------ MATERIALS PROVIDED

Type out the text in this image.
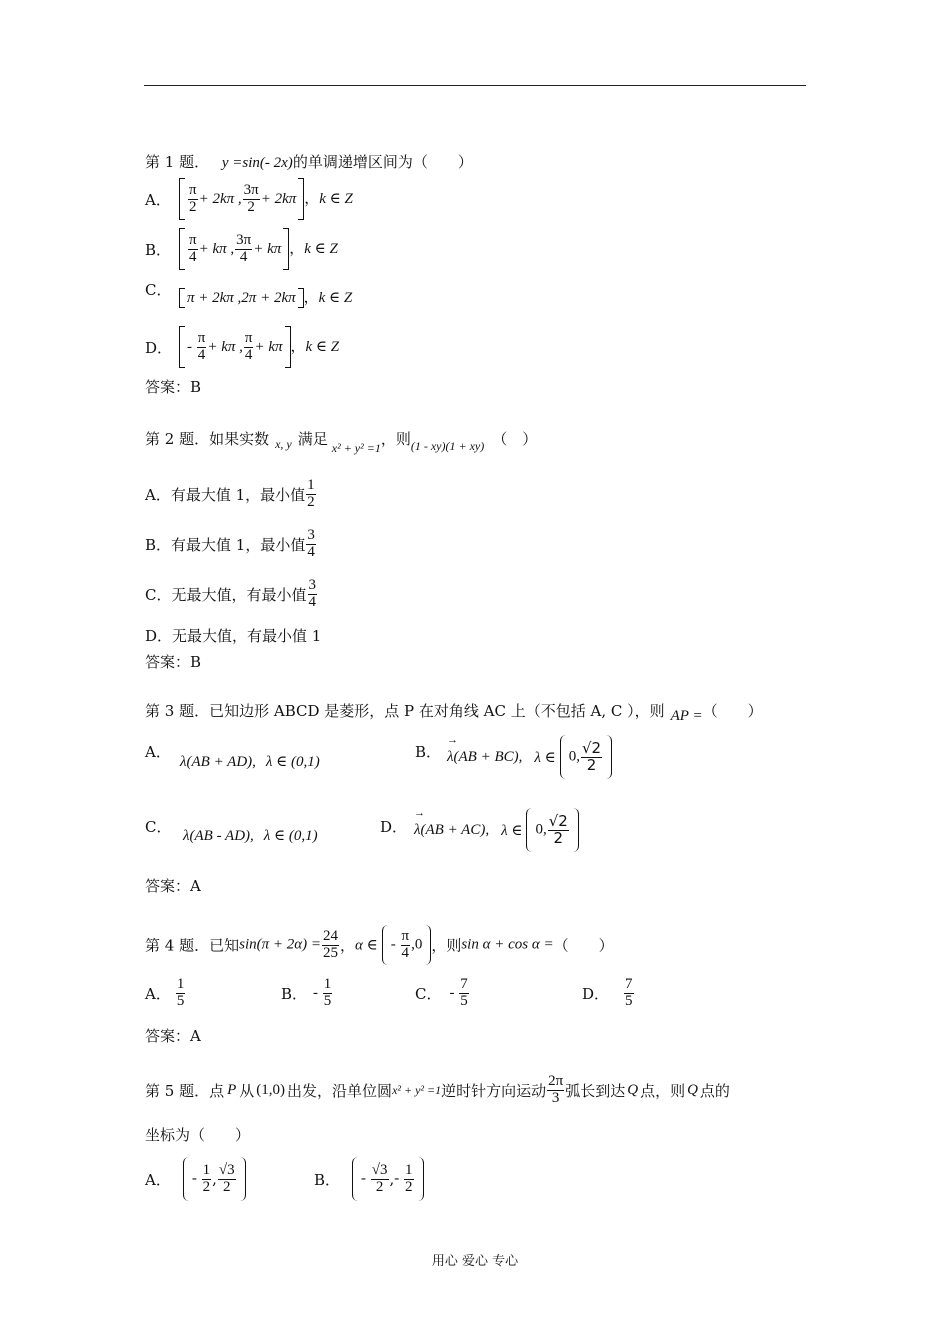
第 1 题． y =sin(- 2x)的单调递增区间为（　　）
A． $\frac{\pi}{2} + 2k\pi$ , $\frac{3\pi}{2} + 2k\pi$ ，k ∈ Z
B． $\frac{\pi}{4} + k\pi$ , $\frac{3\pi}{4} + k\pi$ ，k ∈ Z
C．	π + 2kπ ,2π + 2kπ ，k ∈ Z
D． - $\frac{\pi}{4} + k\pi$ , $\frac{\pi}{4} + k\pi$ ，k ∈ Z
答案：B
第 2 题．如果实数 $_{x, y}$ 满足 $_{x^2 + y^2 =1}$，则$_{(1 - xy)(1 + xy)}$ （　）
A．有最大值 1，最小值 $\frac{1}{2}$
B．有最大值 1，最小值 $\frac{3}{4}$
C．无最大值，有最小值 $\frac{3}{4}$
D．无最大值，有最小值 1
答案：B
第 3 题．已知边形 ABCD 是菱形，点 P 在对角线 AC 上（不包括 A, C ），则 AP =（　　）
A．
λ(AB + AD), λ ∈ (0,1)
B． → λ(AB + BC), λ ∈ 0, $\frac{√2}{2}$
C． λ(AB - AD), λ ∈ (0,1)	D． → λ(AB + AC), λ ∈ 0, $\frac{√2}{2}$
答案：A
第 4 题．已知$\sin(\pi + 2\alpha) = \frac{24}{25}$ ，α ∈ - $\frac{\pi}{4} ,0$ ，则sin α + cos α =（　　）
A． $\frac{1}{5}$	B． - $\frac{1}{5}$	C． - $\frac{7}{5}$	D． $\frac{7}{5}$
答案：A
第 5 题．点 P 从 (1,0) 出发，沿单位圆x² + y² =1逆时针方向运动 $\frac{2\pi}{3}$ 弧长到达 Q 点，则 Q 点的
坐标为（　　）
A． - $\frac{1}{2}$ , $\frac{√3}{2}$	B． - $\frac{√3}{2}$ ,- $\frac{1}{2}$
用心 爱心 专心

------------
------ MATERIALS PROVIDED

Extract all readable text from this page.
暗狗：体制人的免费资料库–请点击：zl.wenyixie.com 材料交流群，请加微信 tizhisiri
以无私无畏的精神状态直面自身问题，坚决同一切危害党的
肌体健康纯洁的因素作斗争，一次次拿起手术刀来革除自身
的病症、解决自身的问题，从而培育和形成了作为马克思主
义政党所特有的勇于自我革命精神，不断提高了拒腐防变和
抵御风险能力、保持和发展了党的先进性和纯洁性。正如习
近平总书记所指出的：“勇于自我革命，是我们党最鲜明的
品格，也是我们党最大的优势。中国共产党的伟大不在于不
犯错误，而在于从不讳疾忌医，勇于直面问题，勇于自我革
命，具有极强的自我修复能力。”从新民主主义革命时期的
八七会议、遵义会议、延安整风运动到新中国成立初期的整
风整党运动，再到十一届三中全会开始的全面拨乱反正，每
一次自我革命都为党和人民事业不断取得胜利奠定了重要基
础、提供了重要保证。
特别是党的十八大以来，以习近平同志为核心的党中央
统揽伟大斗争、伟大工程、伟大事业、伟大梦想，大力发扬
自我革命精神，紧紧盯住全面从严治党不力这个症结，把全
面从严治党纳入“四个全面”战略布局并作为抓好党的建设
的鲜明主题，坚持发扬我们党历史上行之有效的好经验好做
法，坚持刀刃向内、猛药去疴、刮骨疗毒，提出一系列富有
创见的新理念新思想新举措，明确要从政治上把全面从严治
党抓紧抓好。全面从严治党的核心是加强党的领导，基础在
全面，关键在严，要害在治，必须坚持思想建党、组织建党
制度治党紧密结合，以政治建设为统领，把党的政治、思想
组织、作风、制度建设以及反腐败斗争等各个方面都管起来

------------

### [YOUR TASK]
Read the data above and pull out each line that holds the string "this".

### [COMPLETE ANSWER]
Type out the text in this image.
Extract all readable text from this page.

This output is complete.